-- Work to do --
For this exercise, copy out each line of the material below that includes "Дискретный".

-- Record extracts --
──────────
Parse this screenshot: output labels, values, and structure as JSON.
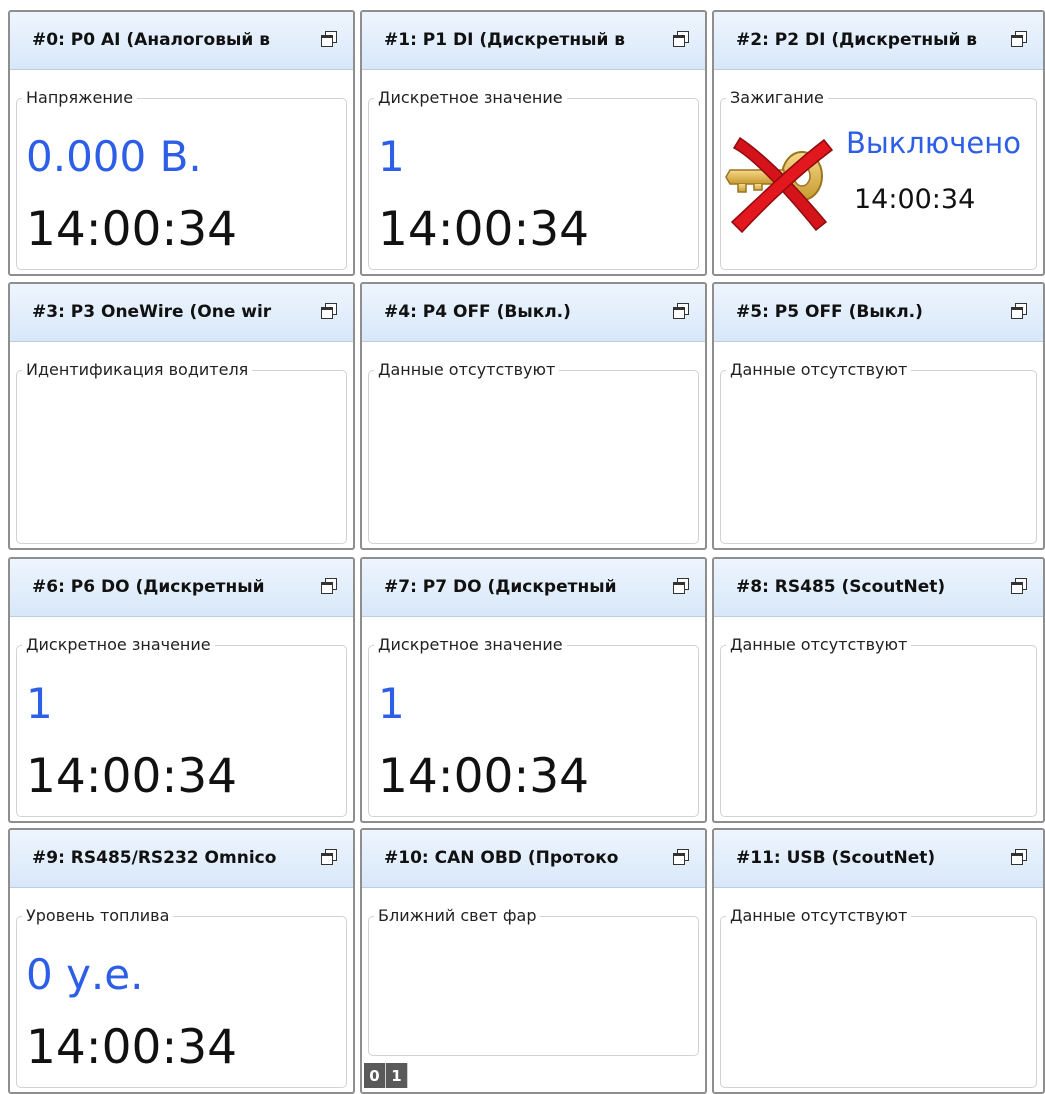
{
  "tiles": [
    {
      "title": "#0: P0 AI (Аналоговый в",
      "legend": "Напряжение",
      "value": "0.000 В.",
      "time": "14:00:34"
    },
    {
      "title": "#1: P1 DI (Дискретный в",
      "legend": "Дискретное значение",
      "value": "1",
      "time": "14:00:34"
    },
    {
      "title": "#2: P2 DI (Дискретный в",
      "legend": "Зажигание",
      "value": "Выключено",
      "time": "14:00:34"
    },
    {
      "title": "#3: P3 OneWire (One wir",
      "legend": "Идентификация водителя"
    },
    {
      "title": "#4: P4 OFF (Выкл.)",
      "legend": "Данные отсутствуют"
    },
    {
      "title": "#5: P5 OFF (Выкл.)",
      "legend": "Данные отсутствуют"
    },
    {
      "title": "#6: P6 DO (Дискретный",
      "legend": "Дискретное значение",
      "value": "1",
      "time": "14:00:34"
    },
    {
      "title": "#7: P7 DO (Дискретный",
      "legend": "Дискретное значение",
      "value": "1",
      "time": "14:00:34"
    },
    {
      "title": "#8: RS485 (ScoutNet)",
      "legend": "Данные отсутствуют"
    },
    {
      "title": "#9: RS485/RS232 Omnico",
      "legend": "Уровень топлива",
      "value": "0 у.е.",
      "time": "14:00:34"
    },
    {
      "title": "#10: CAN OBD (Протоко",
      "legend": "Ближний свет фар"
    },
    {
      "title": "#11: USB (ScoutNet)",
      "legend": "Данные отсутствуют"
    }
  ],
  "bit_indicator": [
    "0",
    "1"
  ],
  "colors": {
    "value_blue": "#2d5ee8",
    "header_top": "#eef5fd",
    "header_bottom": "#d8e8f9"
  }
}
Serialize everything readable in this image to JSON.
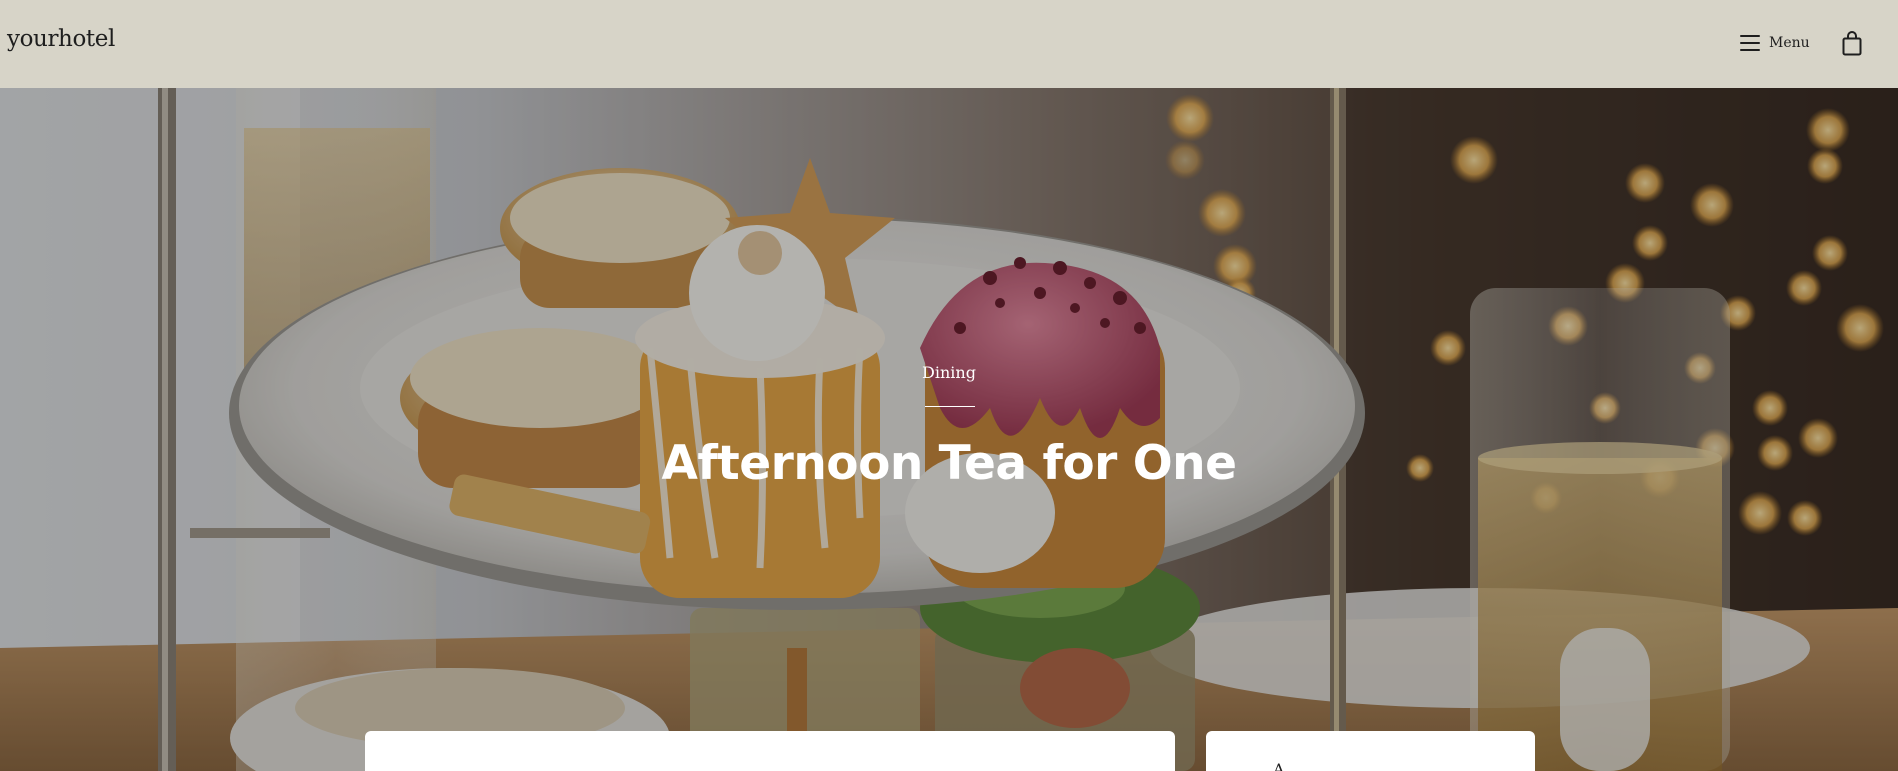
{
  "header": {
    "logo": "yourhotel",
    "menu_label": "Menu",
    "menu_icon": "hamburger-icon",
    "cart_icon": "shopping-bag-icon"
  },
  "hero": {
    "eyebrow": "Dining",
    "title": "Afternoon Tea for One",
    "image": "afternoon-tea-cake-stand-photo"
  },
  "booking_card": {
    "partial_text": "A"
  },
  "colors": {
    "header_bg": "#d7d4c8",
    "text_dark": "#1e1e1e",
    "hero_text": "#ffffff"
  }
}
──────────
-- Result of the task --
      "title": "#1: P1 DI (Дискретный в",
      "title": "#2: P2 DI (Дискретный в",
      "title": "#6: P6 DO (Дискретный",
      "title": "#7: P7 DO (Дискретный",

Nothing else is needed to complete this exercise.